**WHAT TO DO:** Rewrite every line of the records below as a numbered list, omitting blank lines and leaving out the pictures.

**INFORMATION SHOWN:**
--- Begin ---
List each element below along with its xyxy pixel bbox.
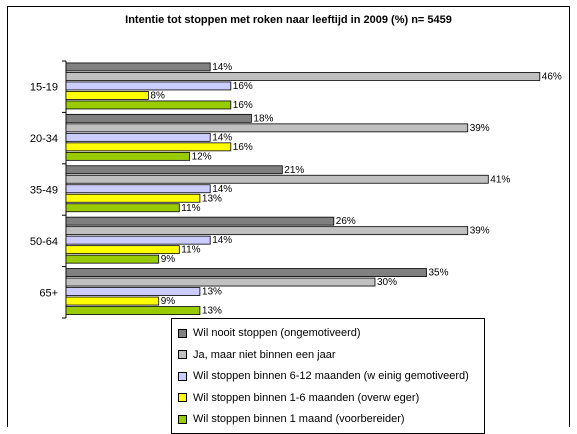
data-label: 30% (377, 277, 397, 288)
legend-swatch (178, 414, 187, 424)
legend-swatch (178, 328, 187, 338)
bar (65, 287, 201, 296)
bar (65, 91, 149, 100)
data-label: 18% (253, 113, 273, 124)
legend-swatch (178, 350, 187, 359)
legend-label: Wil nooit stoppen (ongemotiveerd) (193, 327, 361, 339)
bar (65, 151, 190, 161)
bar (65, 268, 427, 277)
legend-item: Wil stoppen binnen 6-12 maanden (w einig… (178, 369, 469, 383)
data-label: 39% (470, 123, 490, 134)
data-label: 13% (202, 193, 222, 204)
legend-label: Wil stoppen binnen 1 maand (voorbereider… (193, 413, 405, 425)
data-label: 21% (284, 165, 304, 176)
bar (65, 184, 211, 194)
legend-item: Wil nooit stoppen (ongemotiveerd) (178, 326, 361, 340)
category-label: 65+ (39, 287, 58, 299)
category-label: 20-34 (30, 133, 58, 145)
data-label: 16% (233, 100, 253, 111)
bar (65, 123, 469, 133)
legend-swatch (178, 371, 187, 381)
bar (65, 216, 335, 226)
data-label: 14% (212, 184, 232, 195)
bar (65, 296, 160, 306)
bar (65, 226, 469, 236)
data-label: 14% (212, 235, 232, 246)
data-label: 13% (202, 306, 222, 317)
data-label: 16% (233, 142, 253, 153)
bar (65, 254, 160, 264)
bar (65, 113, 252, 123)
category-label: 35-49 (30, 185, 58, 197)
data-label: 11% (181, 203, 200, 214)
legend: Wil nooit stoppen (ongemotiveerd) Ja, maa… (171, 318, 485, 434)
category-label: 15-19 (30, 82, 58, 94)
category-label: 50-64 (30, 236, 58, 248)
data-label: 13% (202, 287, 222, 298)
chart-title: Intentie tot stoppen met roken naar leef… (125, 14, 452, 26)
legend-label: Ja, maar niet binnen een jaar (193, 348, 336, 361)
legend-item: Wil stoppen binnen 1-6 maanden (overw eg… (178, 391, 419, 405)
data-label: 46% (542, 71, 562, 82)
legend-swatch (178, 393, 187, 402)
legend-item: Wil stoppen binnen 1 maand (voorbereider… (178, 412, 405, 426)
data-label: 14% (212, 132, 232, 143)
bar (65, 132, 211, 142)
bar (65, 277, 376, 287)
bar (65, 72, 541, 81)
data-label: 39% (470, 226, 490, 237)
data-label: 9% (161, 296, 176, 307)
bar (65, 81, 232, 91)
data-label: 11% (181, 245, 200, 256)
legend-label: Wil stoppen binnen 6-12 maanden (w einig… (193, 370, 469, 382)
data-label: 8% (150, 90, 165, 101)
legend-item: Ja, maar niet binnen een jaar (178, 348, 335, 362)
data-label: 41% (490, 174, 510, 185)
data-label: 16% (233, 81, 253, 92)
bar (65, 203, 180, 213)
data-label: 9% (161, 254, 176, 265)
data-label: 26% (336, 216, 356, 227)
bar (65, 306, 201, 315)
data-label: 12% (192, 151, 212, 162)
bar (65, 245, 180, 255)
bar (65, 174, 489, 184)
data-label: 35% (429, 268, 449, 279)
bar (65, 235, 211, 245)
data-label: 14% (212, 62, 232, 73)
bar (65, 193, 201, 203)
bar (65, 142, 232, 152)
bar (65, 62, 211, 72)
legend-label: Wil stoppen binnen 1-6 maanden (overw eg… (193, 391, 420, 404)
bar (65, 165, 283, 175)
bar (65, 100, 232, 110)
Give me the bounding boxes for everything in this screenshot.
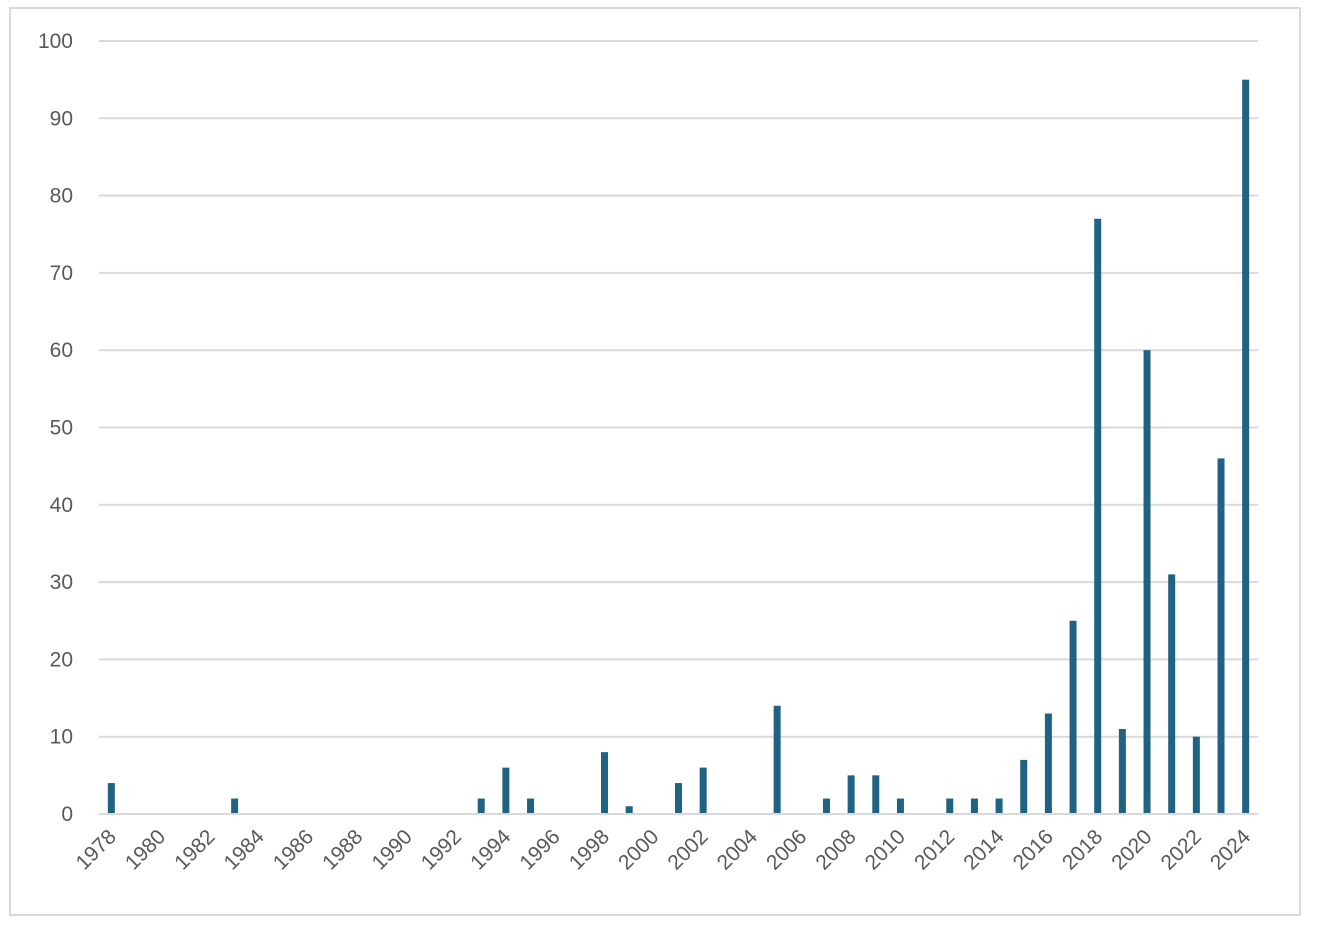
--- End ---
**RESPONSE TO THE EXERCISE:**
1. List each element below along with its xyxy pixel bbox.
2. data-label: 30% (377, 277, 397, 288)
3. legend-swatch (178, 414, 187, 424)
4. legend-swatch (178, 328, 187, 338)
5. bar (65, 287, 201, 296)
6. bar (65, 91, 149, 100)
7. data-label: 18% (253, 113, 273, 124)
8. legend-swatch (178, 350, 187, 359)
9. legend-label: Wil nooit stoppen (ongemotiveerd) (193, 327, 361, 339)
10. bar (65, 151, 190, 161)
11. bar (65, 268, 427, 277)
12. legend-item: Wil stoppen binnen 6-12 maanden (w einig… (178, 369, 469, 383)
13. data-label: 39% (470, 123, 490, 134)
14. data-label: 13% (202, 193, 222, 204)
15. legend-label: Wil stoppen binnen 1 maand (voorbereider… (193, 413, 405, 425)
16. data-label: 21% (284, 165, 304, 176)
17. bar (65, 184, 211, 194)
18. legend-item: Wil nooit stoppen (ongemotiveerd) (178, 326, 361, 340)
19. category-label: 65+ (39, 287, 58, 299)
20. category-label: 20-34 (30, 133, 58, 145)
21. data-label: 16% (233, 100, 253, 111)
22. bar (65, 123, 469, 133)
23. legend-swatch (178, 371, 187, 381)
24. bar (65, 216, 335, 226)
25. data-label: 14% (212, 184, 232, 195)
26. bar (65, 296, 160, 306)
27. bar (65, 226, 469, 236)
28. data-label: 14% (212, 235, 232, 246)
29. data-label: 13% (202, 306, 222, 317)
30. data-label: 16% (233, 142, 253, 153)
31. bar (65, 254, 160, 264)
32. bar (65, 113, 252, 123)
33. category-label: 35-49 (30, 185, 58, 197)
34. data-label: 11% (181, 203, 200, 214)
35. legend: Wil nooit stoppen (ongemotiveerd) Ja, maa… (171, 318, 485, 434)
36. category-label: 15-19 (30, 82, 58, 94)
37. category-label: 50-64 (30, 236, 58, 248)
38. data-label: 13% (202, 287, 222, 298)
39. chart-title: Intentie tot stoppen met roken naar leef… (125, 14, 452, 26)
40. legend-label: Ja, maar niet binnen een jaar (193, 348, 336, 361)
41. legend-item: Wil stoppen binnen 1-6 maanden (overw eg… (178, 391, 419, 405)
42. data-label: 46% (542, 71, 562, 82)
43. legend-swatch (178, 393, 187, 402)
44. legend-item: Wil stoppen binnen 1 maand (voorbereider… (178, 412, 405, 426)
45. data-label: 14% (212, 132, 232, 143)
46. bar (65, 132, 211, 142)
47. bar (65, 277, 376, 287)
48. bar (65, 72, 541, 81)
49. data-label: 39% (470, 226, 490, 237)
50. data-label: 9% (161, 296, 176, 307)
51. bar (65, 81, 232, 91)
52. data-label: 11% (181, 245, 200, 256)
53. legend-label: Wil stoppen binnen 6-12 maanden (w einig… (193, 370, 469, 382)
54. data-label: 8% (150, 90, 165, 101)
55. legend-item: Ja, maar niet binnen een jaar (178, 348, 335, 362)
56. data-label: 41% (490, 174, 510, 185)
57. data-label: 16% (233, 81, 253, 92)
58. bar (65, 203, 180, 213)
59. data-label: 9% (161, 254, 176, 265)
60. data-label: 26% (336, 216, 356, 227)
61. bar (65, 306, 201, 315)
62. data-label: 12% (192, 151, 212, 162)
63. bar (65, 245, 180, 255)
64. bar (65, 174, 489, 184)
65. data-label: 35% (429, 268, 449, 279)
66. bar (65, 235, 211, 245)
67. data-label: 14% (212, 62, 232, 73)
68. bar (65, 193, 201, 203)
69. bar (65, 142, 232, 152)
70. bar (65, 62, 211, 72)
71. legend-label: Wil stoppen binnen 1-6 maanden (overw eg… (193, 391, 420, 404)
72. bar (65, 165, 283, 175)
73. bar (65, 100, 232, 110)
74. Give me the bounding boxes for everything in this screenshot.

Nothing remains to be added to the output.